• Problem
Pick out all lines with the word "What" from the records that follow.
┄┄┄┄┄┄┄┄┄┄
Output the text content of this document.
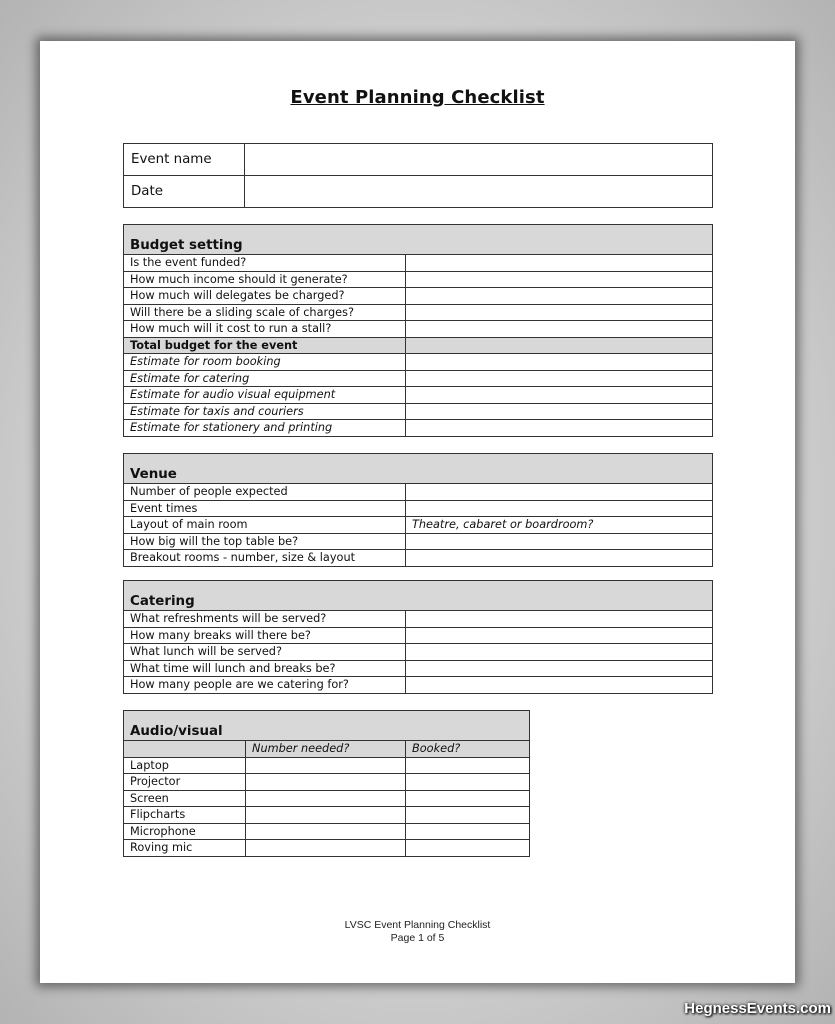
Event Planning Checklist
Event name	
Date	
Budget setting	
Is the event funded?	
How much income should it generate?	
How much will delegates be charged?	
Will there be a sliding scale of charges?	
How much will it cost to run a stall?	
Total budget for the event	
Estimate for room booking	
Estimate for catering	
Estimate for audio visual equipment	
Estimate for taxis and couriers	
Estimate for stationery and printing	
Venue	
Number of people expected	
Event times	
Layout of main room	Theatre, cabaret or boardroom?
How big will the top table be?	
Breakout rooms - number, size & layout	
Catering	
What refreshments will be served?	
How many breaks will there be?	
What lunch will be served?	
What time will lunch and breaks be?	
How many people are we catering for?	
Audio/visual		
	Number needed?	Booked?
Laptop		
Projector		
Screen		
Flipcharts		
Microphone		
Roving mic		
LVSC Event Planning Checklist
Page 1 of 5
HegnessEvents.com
┄┄┄┄┄┄┄┄┄┄
• Problem solution
What refreshments will be served?	
What lunch will be served?	
What time will lunch and breaks be?	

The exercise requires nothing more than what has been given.